- **STATED PROBLEM**:
Write out the records that appear below, verbatim and complete, but without pictures.

- **STORED ROWS**:
•••
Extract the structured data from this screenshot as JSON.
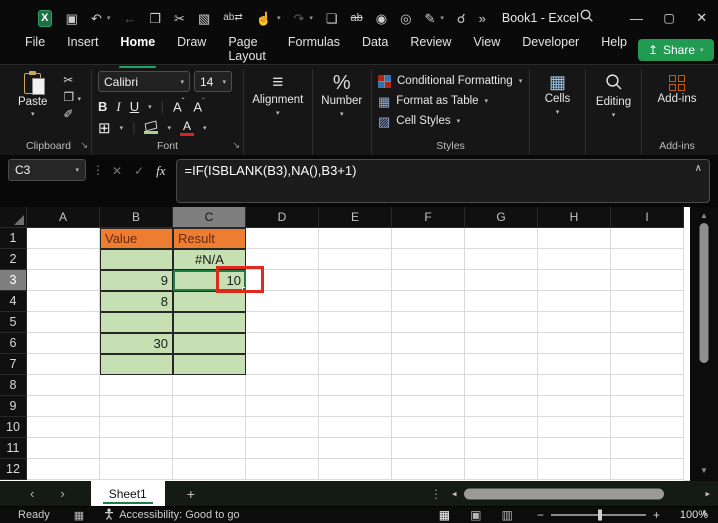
{
  "titlebar": {
    "title": "Book1 - Excel",
    "excel_logo": "X",
    "qat": [
      {
        "name": "save-icon",
        "glyph": "▣"
      },
      {
        "name": "undo-icon",
        "glyph": "↶",
        "chevron": true
      },
      {
        "name": "back-arrow-icon",
        "glyph": "←",
        "dim": true
      },
      {
        "name": "copy-icon",
        "glyph": "❐"
      },
      {
        "name": "cut-icon",
        "glyph": "✂"
      },
      {
        "name": "picture-edit-icon",
        "glyph": "▧"
      },
      {
        "name": "replace-icon",
        "glyph": "ab⇄"
      },
      {
        "name": "touch-mode-icon",
        "glyph": "☝",
        "chevron": true
      },
      {
        "name": "redo-icon",
        "glyph": "↷",
        "chevron": true,
        "dim": true
      },
      {
        "name": "new-file-icon",
        "glyph": "❏"
      },
      {
        "name": "strikethrough-icon",
        "glyph": "ab"
      },
      {
        "name": "camera-icon",
        "glyph": "◉"
      },
      {
        "name": "document-inspect-icon",
        "glyph": "◎"
      },
      {
        "name": "draw-pen-icon",
        "glyph": "✎",
        "chevron": true
      },
      {
        "name": "person-search-icon",
        "glyph": "☌"
      },
      {
        "name": "more-commands-icon",
        "glyph": "»"
      }
    ]
  },
  "tabs": {
    "items": [
      "File",
      "Insert",
      "Home",
      "Draw",
      "Page Layout",
      "Formulas",
      "Data",
      "Review",
      "View",
      "Developer",
      "Help"
    ],
    "active": "Home",
    "share_label": "Share"
  },
  "ribbon": {
    "clipboard": {
      "group": "Clipboard",
      "paste": "Paste"
    },
    "font": {
      "group": "Font",
      "font_name": "Calibri",
      "font_size": "14",
      "bold": "B",
      "italic": "I",
      "underline": "U",
      "grow": "A",
      "shrink": "A",
      "font_color_a": "A"
    },
    "alignment": {
      "group": "Alignment"
    },
    "number": {
      "group": "Number",
      "icon": "%"
    },
    "styles": {
      "group": "Styles",
      "conditional": "Conditional Formatting",
      "format_table": "Format as Table",
      "cell_styles": "Cell Styles"
    },
    "cells": {
      "group": "Cells"
    },
    "editing": {
      "group": "Editing"
    },
    "addins": {
      "group": "Add-ins",
      "button": "Add-ins"
    }
  },
  "formula_bar": {
    "name_box": "C3",
    "fx": "fx",
    "cancel": "✕",
    "enter": "✓",
    "formula": "=IF(ISBLANK(B3),NA(),B3+1)"
  },
  "sheet": {
    "columns": [
      "A",
      "B",
      "C",
      "D",
      "E",
      "F",
      "G",
      "H",
      "I"
    ],
    "row_count": 12,
    "cells": {
      "B1": "Value",
      "C1": "Result",
      "C2": "#N/A",
      "B3": "9",
      "C3": "10",
      "B4": "8",
      "B6": "30"
    },
    "orange_cells": [
      "B1",
      "C1"
    ],
    "green_cells": [
      "B2",
      "C2",
      "B3",
      "C3",
      "B4",
      "C4",
      "B5",
      "C5",
      "B6",
      "C6",
      "B7",
      "C7"
    ],
    "selected_cell": "C3",
    "highlight_column": "C",
    "highlight_row": 3,
    "fill_orange": "#ED7D31",
    "fill_green": "#C6E0B4",
    "annotation": {
      "target": "C3",
      "color": "#e0281c"
    }
  },
  "sheet_tabs": {
    "active": "Sheet1",
    "add_label": "+"
  },
  "status_bar": {
    "mode": "Ready",
    "accessibility": "Accessibility: Good to go",
    "zoom_level": "100%",
    "views": [
      {
        "name": "normal-view-icon",
        "glyph": "▦",
        "active": true
      },
      {
        "name": "page-layout-view-icon",
        "glyph": "▣",
        "active": false
      },
      {
        "name": "page-break-view-icon",
        "glyph": "▥",
        "active": false
      }
    ]
  }
}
•••
- **PROBLEM SOLUTION**:
Extract the structured data from this screenshot as JSON.
{
  "titlebar": {
    "title": "Book1 - Excel",
    "excel_logo": "X",
    "qat": [
      {
        "name": "save-icon",
        "glyph": "▣"
      },
      {
        "name": "undo-icon",
        "glyph": "↶",
        "chevron": true
      },
      {
        "name": "back-arrow-icon",
        "glyph": "←",
        "dim": true
      },
      {
        "name": "copy-icon",
        "glyph": "❐"
      },
      {
        "name": "cut-icon",
        "glyph": "✂"
      },
      {
        "name": "picture-edit-icon",
        "glyph": "▧"
      },
      {
        "name": "replace-icon",
        "glyph": "ab⇄"
      },
      {
        "name": "touch-mode-icon",
        "glyph": "☝",
        "chevron": true
      },
      {
        "name": "redo-icon",
        "glyph": "↷",
        "chevron": true,
        "dim": true
      },
      {
        "name": "new-file-icon",
        "glyph": "❏"
      },
      {
        "name": "strikethrough-icon",
        "glyph": "ab"
      },
      {
        "name": "camera-icon",
        "glyph": "◉"
      },
      {
        "name": "document-inspect-icon",
        "glyph": "◎"
      },
      {
        "name": "draw-pen-icon",
        "glyph": "✎",
        "chevron": true
      },
      {
        "name": "person-search-icon",
        "glyph": "☌"
      },
      {
        "name": "more-commands-icon",
        "glyph": "»"
      }
    ]
  },
  "tabs": {
    "items": [
      "File",
      "Insert",
      "Home",
      "Draw",
      "Page Layout",
      "Formulas",
      "Data",
      "Review",
      "View",
      "Developer",
      "Help"
    ],
    "active": "Home",
    "share_label": "Share"
  },
  "ribbon": {
    "clipboard": {
      "group": "Clipboard",
      "paste": "Paste"
    },
    "font": {
      "group": "Font",
      "font_name": "Calibri",
      "font_size": "14",
      "bold": "B",
      "italic": "I",
      "underline": "U",
      "grow": "A",
      "shrink": "A",
      "font_color_a": "A"
    },
    "alignment": {
      "group": "Alignment"
    },
    "number": {
      "group": "Number",
      "icon": "%"
    },
    "styles": {
      "group": "Styles",
      "conditional": "Conditional Formatting",
      "format_table": "Format as Table",
      "cell_styles": "Cell Styles"
    },
    "cells": {
      "group": "Cells"
    },
    "editing": {
      "group": "Editing"
    },
    "addins": {
      "group": "Add-ins",
      "button": "Add-ins"
    }
  },
  "formula_bar": {
    "name_box": "C3",
    "fx": "fx",
    "cancel": "✕",
    "enter": "✓",
    "formula": "=IF(ISBLANK(B3),NA(),B3+1)"
  },
  "sheet": {
    "columns": [
      "A",
      "B",
      "C",
      "D",
      "E",
      "F",
      "G",
      "H",
      "I"
    ],
    "row_count": 12,
    "cells": {
      "B1": "Value",
      "C1": "Result",
      "C2": "#N/A",
      "B3": "9",
      "C3": "10",
      "B4": "8",
      "B6": "30"
    },
    "orange_cells": [
      "B1",
      "C1"
    ],
    "green_cells": [
      "B2",
      "C2",
      "B3",
      "C3",
      "B4",
      "C4",
      "B5",
      "C5",
      "B6",
      "C6",
      "B7",
      "C7"
    ],
    "selected_cell": "C3",
    "highlight_column": "C",
    "highlight_row": 3,
    "fill_orange": "#ED7D31",
    "fill_green": "#C6E0B4",
    "annotation": {
      "target": "C3",
      "color": "#e0281c"
    }
  },
  "sheet_tabs": {
    "active": "Sheet1",
    "add_label": "+"
  },
  "status_bar": {
    "mode": "Ready",
    "accessibility": "Accessibility: Good to go",
    "zoom_level": "100%",
    "views": [
      {
        "name": "normal-view-icon",
        "glyph": "▦",
        "active": true
      },
      {
        "name": "page-layout-view-icon",
        "glyph": "▣",
        "active": false
      },
      {
        "name": "page-break-view-icon",
        "glyph": "▥",
        "active": false
      }
    ]
  }
}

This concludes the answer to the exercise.